Your objective
Find the lines that hold the word "time" and return them.

[Dataset entries]
■ ■ ■ ■ ■
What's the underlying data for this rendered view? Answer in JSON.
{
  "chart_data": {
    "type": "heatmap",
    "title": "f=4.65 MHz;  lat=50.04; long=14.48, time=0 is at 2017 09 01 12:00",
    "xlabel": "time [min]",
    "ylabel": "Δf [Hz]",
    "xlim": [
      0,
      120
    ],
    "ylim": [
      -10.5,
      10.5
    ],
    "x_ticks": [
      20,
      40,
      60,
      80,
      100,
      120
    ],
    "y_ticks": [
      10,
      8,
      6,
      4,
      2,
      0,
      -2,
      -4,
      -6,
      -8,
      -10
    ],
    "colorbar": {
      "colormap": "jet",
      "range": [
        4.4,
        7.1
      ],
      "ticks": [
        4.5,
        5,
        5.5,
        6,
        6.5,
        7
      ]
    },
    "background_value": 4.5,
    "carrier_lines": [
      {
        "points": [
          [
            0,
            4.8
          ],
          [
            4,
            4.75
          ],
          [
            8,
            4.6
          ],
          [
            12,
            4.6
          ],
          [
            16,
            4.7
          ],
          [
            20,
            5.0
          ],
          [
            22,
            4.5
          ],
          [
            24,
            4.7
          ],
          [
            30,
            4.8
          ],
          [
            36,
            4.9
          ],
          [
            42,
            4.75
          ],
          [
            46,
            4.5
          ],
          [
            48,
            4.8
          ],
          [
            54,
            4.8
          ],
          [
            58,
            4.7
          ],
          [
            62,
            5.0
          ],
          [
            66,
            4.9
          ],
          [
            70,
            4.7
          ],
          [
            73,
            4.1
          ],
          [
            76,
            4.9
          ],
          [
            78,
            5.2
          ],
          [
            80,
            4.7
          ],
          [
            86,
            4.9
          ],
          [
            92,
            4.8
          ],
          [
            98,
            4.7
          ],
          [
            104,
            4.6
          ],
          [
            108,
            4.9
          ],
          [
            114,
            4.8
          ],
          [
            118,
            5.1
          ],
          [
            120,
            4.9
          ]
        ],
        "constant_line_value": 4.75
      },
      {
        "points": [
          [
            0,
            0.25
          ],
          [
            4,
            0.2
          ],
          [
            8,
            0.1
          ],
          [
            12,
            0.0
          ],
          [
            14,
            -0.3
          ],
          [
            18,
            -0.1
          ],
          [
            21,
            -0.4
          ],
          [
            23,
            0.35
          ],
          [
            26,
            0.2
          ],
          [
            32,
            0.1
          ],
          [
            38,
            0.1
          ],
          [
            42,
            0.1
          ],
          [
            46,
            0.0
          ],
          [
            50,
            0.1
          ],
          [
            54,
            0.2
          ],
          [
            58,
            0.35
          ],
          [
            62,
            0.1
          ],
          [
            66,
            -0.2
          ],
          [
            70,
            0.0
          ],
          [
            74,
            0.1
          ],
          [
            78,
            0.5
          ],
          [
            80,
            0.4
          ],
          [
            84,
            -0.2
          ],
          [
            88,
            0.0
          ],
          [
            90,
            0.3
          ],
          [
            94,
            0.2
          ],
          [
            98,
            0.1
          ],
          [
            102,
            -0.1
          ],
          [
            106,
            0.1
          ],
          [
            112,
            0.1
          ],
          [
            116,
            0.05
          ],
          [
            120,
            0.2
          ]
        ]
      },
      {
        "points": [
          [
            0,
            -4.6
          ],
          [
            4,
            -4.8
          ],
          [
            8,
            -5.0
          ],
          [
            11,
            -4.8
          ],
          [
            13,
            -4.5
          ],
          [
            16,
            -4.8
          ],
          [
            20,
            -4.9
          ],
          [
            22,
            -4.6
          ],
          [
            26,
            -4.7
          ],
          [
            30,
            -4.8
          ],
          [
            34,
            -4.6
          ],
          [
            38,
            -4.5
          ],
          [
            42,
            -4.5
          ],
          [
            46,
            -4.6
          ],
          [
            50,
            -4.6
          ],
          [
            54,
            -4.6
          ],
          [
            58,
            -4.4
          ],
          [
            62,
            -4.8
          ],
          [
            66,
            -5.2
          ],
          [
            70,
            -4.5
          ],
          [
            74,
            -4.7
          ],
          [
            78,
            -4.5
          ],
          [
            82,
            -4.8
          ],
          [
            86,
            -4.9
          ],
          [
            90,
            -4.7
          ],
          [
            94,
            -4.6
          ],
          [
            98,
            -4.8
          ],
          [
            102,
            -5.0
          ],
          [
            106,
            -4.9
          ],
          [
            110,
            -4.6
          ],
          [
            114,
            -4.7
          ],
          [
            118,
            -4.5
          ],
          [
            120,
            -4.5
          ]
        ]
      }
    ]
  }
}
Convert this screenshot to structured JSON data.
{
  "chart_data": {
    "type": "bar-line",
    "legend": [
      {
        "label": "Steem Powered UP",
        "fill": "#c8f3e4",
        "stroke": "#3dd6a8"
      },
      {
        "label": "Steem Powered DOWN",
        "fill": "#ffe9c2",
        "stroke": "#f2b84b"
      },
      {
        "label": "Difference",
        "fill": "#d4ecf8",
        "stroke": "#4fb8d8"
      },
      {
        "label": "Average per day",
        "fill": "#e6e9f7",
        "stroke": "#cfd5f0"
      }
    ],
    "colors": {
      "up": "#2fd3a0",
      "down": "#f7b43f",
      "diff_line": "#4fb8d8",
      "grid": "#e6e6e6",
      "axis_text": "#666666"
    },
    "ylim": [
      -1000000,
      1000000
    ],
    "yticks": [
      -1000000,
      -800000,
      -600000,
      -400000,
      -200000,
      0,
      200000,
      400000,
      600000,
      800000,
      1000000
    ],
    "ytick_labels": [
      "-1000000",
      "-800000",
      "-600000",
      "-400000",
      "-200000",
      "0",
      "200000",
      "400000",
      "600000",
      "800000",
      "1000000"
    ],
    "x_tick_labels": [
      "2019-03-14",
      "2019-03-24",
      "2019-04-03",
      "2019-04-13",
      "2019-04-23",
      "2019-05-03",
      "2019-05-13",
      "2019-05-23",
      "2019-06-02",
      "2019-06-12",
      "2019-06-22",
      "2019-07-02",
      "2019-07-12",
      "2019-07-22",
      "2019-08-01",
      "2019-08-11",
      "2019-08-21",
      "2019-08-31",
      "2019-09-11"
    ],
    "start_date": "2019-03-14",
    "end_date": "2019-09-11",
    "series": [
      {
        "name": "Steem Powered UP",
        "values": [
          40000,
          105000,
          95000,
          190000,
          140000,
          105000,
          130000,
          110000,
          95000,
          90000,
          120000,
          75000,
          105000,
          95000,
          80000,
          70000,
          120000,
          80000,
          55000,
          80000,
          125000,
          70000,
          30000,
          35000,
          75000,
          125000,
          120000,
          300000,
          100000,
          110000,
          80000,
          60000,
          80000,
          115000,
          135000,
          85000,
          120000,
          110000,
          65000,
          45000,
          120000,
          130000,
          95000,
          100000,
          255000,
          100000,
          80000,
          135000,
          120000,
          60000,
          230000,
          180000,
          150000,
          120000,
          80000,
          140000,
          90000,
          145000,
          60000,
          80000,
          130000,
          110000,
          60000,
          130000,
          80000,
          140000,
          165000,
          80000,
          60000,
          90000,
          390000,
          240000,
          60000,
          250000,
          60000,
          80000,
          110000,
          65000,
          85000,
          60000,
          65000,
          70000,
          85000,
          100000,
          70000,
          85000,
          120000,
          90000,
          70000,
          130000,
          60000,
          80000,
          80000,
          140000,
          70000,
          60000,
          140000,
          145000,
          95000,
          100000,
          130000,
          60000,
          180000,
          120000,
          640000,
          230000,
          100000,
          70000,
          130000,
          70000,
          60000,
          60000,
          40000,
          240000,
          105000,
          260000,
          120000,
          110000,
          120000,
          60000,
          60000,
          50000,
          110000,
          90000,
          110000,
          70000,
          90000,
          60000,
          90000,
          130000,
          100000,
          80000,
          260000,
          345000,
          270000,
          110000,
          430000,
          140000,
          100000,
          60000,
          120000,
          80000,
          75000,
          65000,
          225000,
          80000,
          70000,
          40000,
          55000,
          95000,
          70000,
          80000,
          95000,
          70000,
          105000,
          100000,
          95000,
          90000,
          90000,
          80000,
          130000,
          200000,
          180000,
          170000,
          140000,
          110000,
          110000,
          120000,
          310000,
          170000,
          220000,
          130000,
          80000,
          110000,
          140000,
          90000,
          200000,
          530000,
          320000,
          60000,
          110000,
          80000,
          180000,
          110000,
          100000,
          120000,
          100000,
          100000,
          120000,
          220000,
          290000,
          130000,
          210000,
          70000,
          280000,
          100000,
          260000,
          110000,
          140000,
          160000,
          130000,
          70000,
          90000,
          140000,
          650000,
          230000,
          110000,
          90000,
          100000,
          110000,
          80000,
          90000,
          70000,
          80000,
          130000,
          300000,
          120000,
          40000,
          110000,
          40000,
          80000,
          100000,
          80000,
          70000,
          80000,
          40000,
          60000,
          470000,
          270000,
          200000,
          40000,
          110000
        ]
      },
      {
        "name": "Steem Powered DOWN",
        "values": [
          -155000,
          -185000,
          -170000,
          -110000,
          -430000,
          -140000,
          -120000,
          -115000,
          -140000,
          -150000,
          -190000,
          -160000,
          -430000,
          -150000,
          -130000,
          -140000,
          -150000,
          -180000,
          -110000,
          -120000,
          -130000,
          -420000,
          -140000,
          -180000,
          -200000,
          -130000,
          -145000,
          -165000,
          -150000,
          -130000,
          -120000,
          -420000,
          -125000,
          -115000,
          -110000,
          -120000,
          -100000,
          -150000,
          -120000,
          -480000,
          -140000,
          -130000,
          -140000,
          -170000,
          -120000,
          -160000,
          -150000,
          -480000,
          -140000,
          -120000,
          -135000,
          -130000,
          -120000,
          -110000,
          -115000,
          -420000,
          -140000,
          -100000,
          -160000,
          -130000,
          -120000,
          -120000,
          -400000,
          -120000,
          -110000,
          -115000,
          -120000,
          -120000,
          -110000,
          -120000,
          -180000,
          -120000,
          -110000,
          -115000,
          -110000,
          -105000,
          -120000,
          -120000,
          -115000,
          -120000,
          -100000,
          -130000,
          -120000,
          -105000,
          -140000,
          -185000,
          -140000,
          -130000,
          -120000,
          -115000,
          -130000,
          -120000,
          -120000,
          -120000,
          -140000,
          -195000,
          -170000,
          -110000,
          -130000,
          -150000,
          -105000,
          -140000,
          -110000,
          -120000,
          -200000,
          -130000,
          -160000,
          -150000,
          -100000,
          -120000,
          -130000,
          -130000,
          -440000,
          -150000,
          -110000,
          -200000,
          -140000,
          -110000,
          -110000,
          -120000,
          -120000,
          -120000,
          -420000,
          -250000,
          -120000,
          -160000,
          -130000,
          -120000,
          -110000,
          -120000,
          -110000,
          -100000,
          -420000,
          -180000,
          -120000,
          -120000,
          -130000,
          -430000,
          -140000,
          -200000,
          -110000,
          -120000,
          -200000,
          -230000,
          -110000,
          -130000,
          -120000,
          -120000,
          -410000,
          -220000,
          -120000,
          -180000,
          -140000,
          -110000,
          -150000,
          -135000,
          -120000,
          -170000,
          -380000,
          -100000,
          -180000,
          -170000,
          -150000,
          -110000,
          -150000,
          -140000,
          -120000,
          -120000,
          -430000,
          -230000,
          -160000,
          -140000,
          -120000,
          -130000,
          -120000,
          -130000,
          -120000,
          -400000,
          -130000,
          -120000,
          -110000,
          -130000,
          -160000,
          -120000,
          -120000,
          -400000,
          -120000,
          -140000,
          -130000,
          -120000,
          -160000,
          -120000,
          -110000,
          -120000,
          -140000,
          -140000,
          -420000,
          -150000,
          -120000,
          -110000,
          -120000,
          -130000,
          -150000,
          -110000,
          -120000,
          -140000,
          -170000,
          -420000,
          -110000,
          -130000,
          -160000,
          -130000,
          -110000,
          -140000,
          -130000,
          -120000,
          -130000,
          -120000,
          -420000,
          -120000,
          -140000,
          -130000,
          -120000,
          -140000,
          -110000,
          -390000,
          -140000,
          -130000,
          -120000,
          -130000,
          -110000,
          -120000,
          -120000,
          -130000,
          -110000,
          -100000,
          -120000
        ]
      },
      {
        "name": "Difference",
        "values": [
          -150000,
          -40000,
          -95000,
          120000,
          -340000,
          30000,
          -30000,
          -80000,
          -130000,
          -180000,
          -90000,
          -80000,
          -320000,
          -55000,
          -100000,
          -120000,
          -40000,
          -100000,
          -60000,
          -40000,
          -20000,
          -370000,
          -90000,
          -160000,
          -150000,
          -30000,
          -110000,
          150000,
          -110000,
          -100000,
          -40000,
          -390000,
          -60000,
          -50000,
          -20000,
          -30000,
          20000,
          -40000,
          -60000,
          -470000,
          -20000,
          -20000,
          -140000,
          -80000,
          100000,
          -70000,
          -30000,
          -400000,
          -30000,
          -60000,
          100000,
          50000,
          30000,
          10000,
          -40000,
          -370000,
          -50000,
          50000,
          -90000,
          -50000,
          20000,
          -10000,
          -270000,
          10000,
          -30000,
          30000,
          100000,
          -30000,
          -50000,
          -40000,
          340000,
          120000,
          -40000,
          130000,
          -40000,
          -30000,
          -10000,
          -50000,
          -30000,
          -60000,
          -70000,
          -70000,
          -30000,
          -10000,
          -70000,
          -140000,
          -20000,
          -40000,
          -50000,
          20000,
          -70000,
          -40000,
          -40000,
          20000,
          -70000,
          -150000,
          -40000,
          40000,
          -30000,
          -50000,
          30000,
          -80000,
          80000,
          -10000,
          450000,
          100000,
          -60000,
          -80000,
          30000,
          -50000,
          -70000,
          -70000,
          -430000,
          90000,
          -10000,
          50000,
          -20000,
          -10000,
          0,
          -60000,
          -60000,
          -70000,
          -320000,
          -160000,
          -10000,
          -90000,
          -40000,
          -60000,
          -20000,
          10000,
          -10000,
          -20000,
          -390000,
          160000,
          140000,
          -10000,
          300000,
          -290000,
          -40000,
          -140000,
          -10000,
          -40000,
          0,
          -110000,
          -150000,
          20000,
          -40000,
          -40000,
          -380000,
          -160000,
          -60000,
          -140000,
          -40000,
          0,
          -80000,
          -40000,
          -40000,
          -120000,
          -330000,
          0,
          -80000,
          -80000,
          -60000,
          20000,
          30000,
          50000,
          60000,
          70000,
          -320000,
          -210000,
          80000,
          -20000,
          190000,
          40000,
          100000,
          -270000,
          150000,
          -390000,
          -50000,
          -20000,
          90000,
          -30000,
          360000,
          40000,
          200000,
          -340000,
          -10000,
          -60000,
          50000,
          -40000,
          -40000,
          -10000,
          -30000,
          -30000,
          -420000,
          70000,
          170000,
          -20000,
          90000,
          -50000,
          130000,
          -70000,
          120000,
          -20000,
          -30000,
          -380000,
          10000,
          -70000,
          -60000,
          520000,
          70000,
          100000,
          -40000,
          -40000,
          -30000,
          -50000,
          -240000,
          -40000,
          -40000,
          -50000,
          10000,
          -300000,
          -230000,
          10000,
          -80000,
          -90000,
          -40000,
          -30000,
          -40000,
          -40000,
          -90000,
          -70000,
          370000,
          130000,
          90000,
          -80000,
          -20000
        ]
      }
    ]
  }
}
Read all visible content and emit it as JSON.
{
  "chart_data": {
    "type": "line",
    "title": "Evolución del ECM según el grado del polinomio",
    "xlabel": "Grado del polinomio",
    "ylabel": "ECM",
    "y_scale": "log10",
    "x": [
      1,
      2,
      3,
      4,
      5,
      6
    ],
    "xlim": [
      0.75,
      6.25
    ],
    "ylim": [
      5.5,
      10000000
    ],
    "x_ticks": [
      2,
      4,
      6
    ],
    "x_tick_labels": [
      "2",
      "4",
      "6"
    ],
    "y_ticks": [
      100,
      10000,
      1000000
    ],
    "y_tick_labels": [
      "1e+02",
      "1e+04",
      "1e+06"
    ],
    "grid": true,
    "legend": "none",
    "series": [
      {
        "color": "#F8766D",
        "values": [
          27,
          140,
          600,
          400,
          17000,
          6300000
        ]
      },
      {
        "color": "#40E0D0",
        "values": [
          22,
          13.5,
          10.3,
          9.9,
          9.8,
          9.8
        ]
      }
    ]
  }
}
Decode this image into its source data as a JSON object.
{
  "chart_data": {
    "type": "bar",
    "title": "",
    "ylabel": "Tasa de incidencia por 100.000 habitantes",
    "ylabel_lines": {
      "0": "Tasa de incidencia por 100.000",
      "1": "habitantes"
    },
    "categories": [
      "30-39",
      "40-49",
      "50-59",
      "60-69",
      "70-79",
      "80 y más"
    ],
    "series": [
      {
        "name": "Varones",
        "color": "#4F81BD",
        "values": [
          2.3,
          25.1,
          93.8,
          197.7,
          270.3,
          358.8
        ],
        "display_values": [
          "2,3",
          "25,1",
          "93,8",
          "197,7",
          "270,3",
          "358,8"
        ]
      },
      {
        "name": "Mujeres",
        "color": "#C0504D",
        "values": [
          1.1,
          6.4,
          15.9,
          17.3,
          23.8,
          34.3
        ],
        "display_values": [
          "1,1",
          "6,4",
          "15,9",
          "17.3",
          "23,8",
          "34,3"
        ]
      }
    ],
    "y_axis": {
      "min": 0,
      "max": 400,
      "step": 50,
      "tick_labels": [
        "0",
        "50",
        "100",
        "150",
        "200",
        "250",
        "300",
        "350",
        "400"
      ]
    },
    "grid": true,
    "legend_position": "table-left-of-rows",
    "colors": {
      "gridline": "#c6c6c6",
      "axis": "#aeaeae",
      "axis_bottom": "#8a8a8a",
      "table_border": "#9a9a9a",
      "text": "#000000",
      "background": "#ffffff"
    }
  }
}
■ ■ ■ ■ ■
Exercise output
    "title": "f=4.65 MHz;  lat=50.04; long=14.48, time=0 is at 2017 09 01 12:00",
    "xlabel": "time [min]",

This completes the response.